----- Provided information -----

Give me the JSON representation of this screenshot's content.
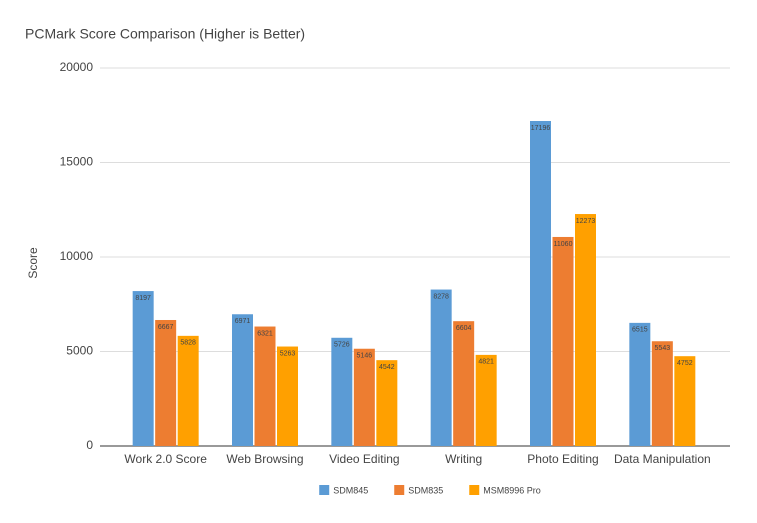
{
  "chart_data": {
    "type": "bar",
    "title": "PCMark Score Comparison (Higher is Better)",
    "y_label": "Score",
    "categories": [
      "Work 2.0 Score",
      "Web Browsing",
      "Video Editing",
      "Writing",
      "Photo Editing",
      "Data Manipulation"
    ],
    "series": [
      {
        "name": "SDM845",
        "color": "#5b9bd5",
        "values": [
          8197,
          6971,
          5726,
          8278,
          17196,
          6515
        ]
      },
      {
        "name": "SDM835",
        "color": "#ed7d31",
        "values": [
          6667,
          6321,
          5146,
          6604,
          11060,
          5543
        ]
      },
      {
        "name": "MSM8996 Pro",
        "color": "#ffa000",
        "values": [
          5828,
          5263,
          4542,
          4821,
          12273,
          4752
        ]
      }
    ],
    "ylim": [
      0,
      20000
    ],
    "yticks": [
      0,
      5000,
      10000,
      15000,
      20000
    ],
    "grid": true,
    "legend": "bottom",
    "data_labels": true
  }
}
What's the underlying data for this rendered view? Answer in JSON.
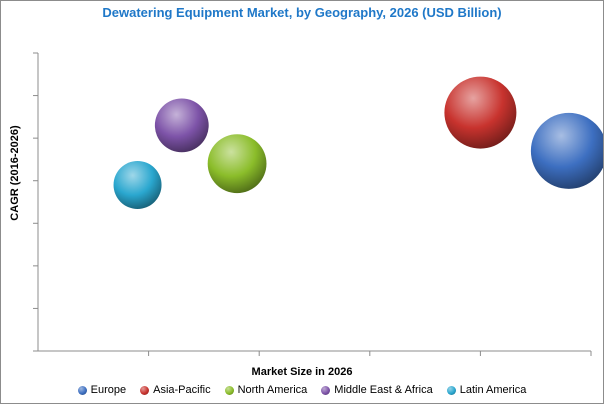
{
  "chart_data": {
    "type": "scatter",
    "title": "Dewatering Equipment Market, by Geography, 2026 (USD Billion)",
    "xlabel": "Market Size in 2026",
    "ylabel": "CAGR (2016-2026)",
    "xlim": [
      0,
      5
    ],
    "ylim": [
      0,
      7
    ],
    "x_ticks": 5,
    "y_ticks": 7,
    "grid": false,
    "legend_position": "bottom",
    "series": [
      {
        "name": "Europe",
        "x": 4.8,
        "y": 4.7,
        "size": 1.0,
        "color": "#3d6fc1"
      },
      {
        "name": "Asia-Pacific",
        "x": 4.0,
        "y": 5.6,
        "size": 0.9,
        "color": "#c8332e"
      },
      {
        "name": "North America",
        "x": 1.8,
        "y": 4.4,
        "size": 0.6,
        "color": "#8bbd2a"
      },
      {
        "name": "Middle East & Africa",
        "x": 1.3,
        "y": 5.3,
        "size": 0.5,
        "color": "#7d53a8"
      },
      {
        "name": "Latin America",
        "x": 0.9,
        "y": 3.9,
        "size": 0.4,
        "color": "#2aa7cf"
      }
    ]
  }
}
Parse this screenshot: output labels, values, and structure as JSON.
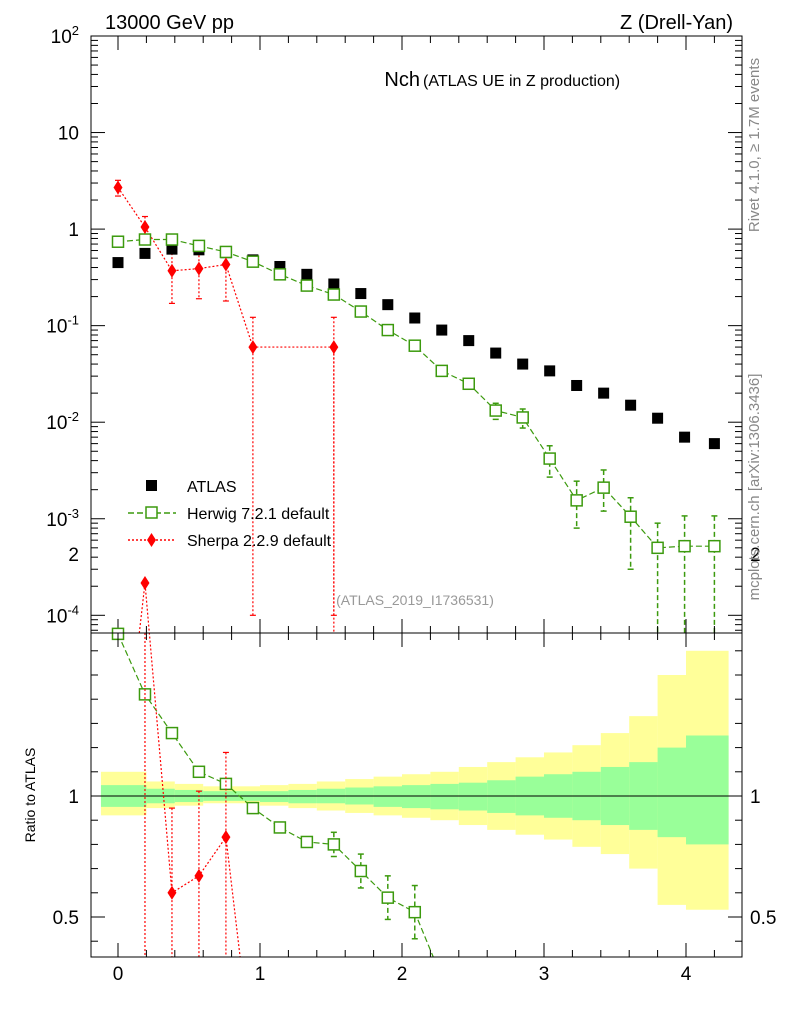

-----

Quote the data above in full and without alteration; skip the pictures.

Give me the JSON representation of this screenshot's content.
{
  "chart_data": {
    "type": "bar",
    "title": "PCMark Score Comparison (Higher is Better)",
    "y_label": "Score",
    "categories": [
      "Work 2.0 Score",
      "Web Browsing",
      "Video Editing",
      "Writing",
      "Photo Editing",
      "Data Manipulation"
    ],
    "series": [
      {
        "name": "SDM845",
        "color": "#5b9bd5",
        "values": [
          8197,
          6971,
          5726,
          8278,
          17196,
          6515
        ]
      },
      {
        "name": "SDM835",
        "color": "#ed7d31",
        "values": [
          6667,
          6321,
          5146,
          6604,
          11060,
          5543
        ]
      },
      {
        "name": "MSM8996 Pro",
        "color": "#ffa000",
        "values": [
          5828,
          5263,
          4542,
          4821,
          12273,
          4752
        ]
      }
    ],
    "ylim": [
      0,
      20000
    ],
    "yticks": [
      0,
      5000,
      10000,
      15000,
      20000
    ],
    "grid": true,
    "legend": "bottom",
    "data_labels": true
  }
}
What's the underlying data for this rendered view? Answer in JSON.
{
  "chart_data": {
    "type": "scatter",
    "title": "Dewatering Equipment Market, by Geography, 2026 (USD Billion)",
    "xlabel": "Market Size in 2026",
    "ylabel": "CAGR (2016-2026)",
    "xlim": [
      0,
      5
    ],
    "ylim": [
      0,
      7
    ],
    "x_ticks": 5,
    "y_ticks": 7,
    "grid": false,
    "legend_position": "bottom",
    "series": [
      {
        "name": "Europe",
        "x": 4.8,
        "y": 4.7,
        "size": 1.0,
        "color": "#3d6fc1"
      },
      {
        "name": "Asia-Pacific",
        "x": 4.0,
        "y": 5.6,
        "size": 0.9,
        "color": "#c8332e"
      },
      {
        "name": "North America",
        "x": 1.8,
        "y": 4.4,
        "size": 0.6,
        "color": "#8bbd2a"
      },
      {
        "name": "Middle East & Africa",
        "x": 1.3,
        "y": 5.3,
        "size": 0.5,
        "color": "#7d53a8"
      },
      {
        "name": "Latin America",
        "x": 0.9,
        "y": 3.9,
        "size": 0.4,
        "color": "#2aa7cf"
      }
    ]
  }
}
Parse this screenshot: output labels, values, and structure as JSON.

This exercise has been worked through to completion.